> _What is required_
Copy out all of the material exactly as presented.

> _Data listing_

# # #

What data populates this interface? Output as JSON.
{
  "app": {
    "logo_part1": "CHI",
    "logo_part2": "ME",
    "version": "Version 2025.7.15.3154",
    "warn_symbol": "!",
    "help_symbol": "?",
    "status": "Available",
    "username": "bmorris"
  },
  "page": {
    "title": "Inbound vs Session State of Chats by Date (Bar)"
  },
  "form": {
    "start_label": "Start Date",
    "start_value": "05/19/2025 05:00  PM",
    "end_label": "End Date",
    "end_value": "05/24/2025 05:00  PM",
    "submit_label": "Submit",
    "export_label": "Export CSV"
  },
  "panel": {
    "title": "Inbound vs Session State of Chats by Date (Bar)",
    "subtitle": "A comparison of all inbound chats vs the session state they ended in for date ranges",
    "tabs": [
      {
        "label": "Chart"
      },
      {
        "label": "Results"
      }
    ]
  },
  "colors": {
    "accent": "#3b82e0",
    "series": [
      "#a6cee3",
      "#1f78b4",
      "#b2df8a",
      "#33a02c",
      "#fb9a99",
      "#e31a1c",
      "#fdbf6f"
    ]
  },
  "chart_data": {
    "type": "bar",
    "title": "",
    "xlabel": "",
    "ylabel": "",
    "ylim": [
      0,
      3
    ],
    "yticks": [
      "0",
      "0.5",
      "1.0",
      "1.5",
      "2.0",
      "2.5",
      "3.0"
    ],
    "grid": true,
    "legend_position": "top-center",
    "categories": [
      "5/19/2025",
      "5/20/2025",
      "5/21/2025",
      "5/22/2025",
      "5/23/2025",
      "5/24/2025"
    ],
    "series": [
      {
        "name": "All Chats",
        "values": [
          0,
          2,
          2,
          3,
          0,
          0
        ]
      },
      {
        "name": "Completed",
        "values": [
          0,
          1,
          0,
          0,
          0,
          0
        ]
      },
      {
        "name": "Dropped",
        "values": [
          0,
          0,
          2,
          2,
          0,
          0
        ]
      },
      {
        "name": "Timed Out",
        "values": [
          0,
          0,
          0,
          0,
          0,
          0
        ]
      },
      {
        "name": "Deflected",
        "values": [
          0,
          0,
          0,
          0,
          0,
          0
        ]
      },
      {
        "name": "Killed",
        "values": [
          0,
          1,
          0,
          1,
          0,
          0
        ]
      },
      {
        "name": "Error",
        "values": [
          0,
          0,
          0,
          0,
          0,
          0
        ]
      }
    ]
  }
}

# # #

> _Exercise output_
What data populates this interface? Output as JSON.
{
  "app": {
    "logo_part1": "CHI",
    "logo_part2": "ME",
    "version": "Version 2025.7.15.3154",
    "warn_symbol": "!",
    "help_symbol": "?",
    "status": "Available",
    "username": "bmorris"
  },
  "page": {
    "title": "Inbound vs Session State of Chats by Date (Bar)"
  },
  "form": {
    "start_label": "Start Date",
    "start_value": "05/19/2025 05:00  PM",
    "end_label": "End Date",
    "end_value": "05/24/2025 05:00  PM",
    "submit_label": "Submit",
    "export_label": "Export CSV"
  },
  "panel": {
    "title": "Inbound vs Session State of Chats by Date (Bar)",
    "subtitle": "A comparison of all inbound chats vs the session state they ended in for date ranges",
    "tabs": [
      {
        "label": "Chart"
      },
      {
        "label": "Results"
      }
    ]
  },
  "colors": {
    "accent": "#3b82e0",
    "series": [
      "#a6cee3",
      "#1f78b4",
      "#b2df8a",
      "#33a02c",
      "#fb9a99",
      "#e31a1c",
      "#fdbf6f"
    ]
  },
  "chart_data": {
    "type": "bar",
    "title": "",
    "xlabel": "",
    "ylabel": "",
    "ylim": [
      0,
      3
    ],
    "yticks": [
      "0",
      "0.5",
      "1.0",
      "1.5",
      "2.0",
      "2.5",
      "3.0"
    ],
    "grid": true,
    "legend_position": "top-center",
    "categories": [
      "5/19/2025",
      "5/20/2025",
      "5/21/2025",
      "5/22/2025",
      "5/23/2025",
      "5/24/2025"
    ],
    "series": [
      {
        "name": "All Chats",
        "values": [
          0,
          2,
          2,
          3,
          0,
          0
        ]
      },
      {
        "name": "Completed",
        "values": [
          0,
          1,
          0,
          0,
          0,
          0
        ]
      },
      {
        "name": "Dropped",
        "values": [
          0,
          0,
          2,
          2,
          0,
          0
        ]
      },
      {
        "name": "Timed Out",
        "values": [
          0,
          0,
          0,
          0,
          0,
          0
        ]
      },
      {
        "name": "Deflected",
        "values": [
          0,
          0,
          0,
          0,
          0,
          0
        ]
      },
      {
        "name": "Killed",
        "values": [
          0,
          1,
          0,
          1,
          0,
          0
        ]
      },
      {
        "name": "Error",
        "values": [
          0,
          0,
          0,
          0,
          0,
          0
        ]
      }
    ]
  }
}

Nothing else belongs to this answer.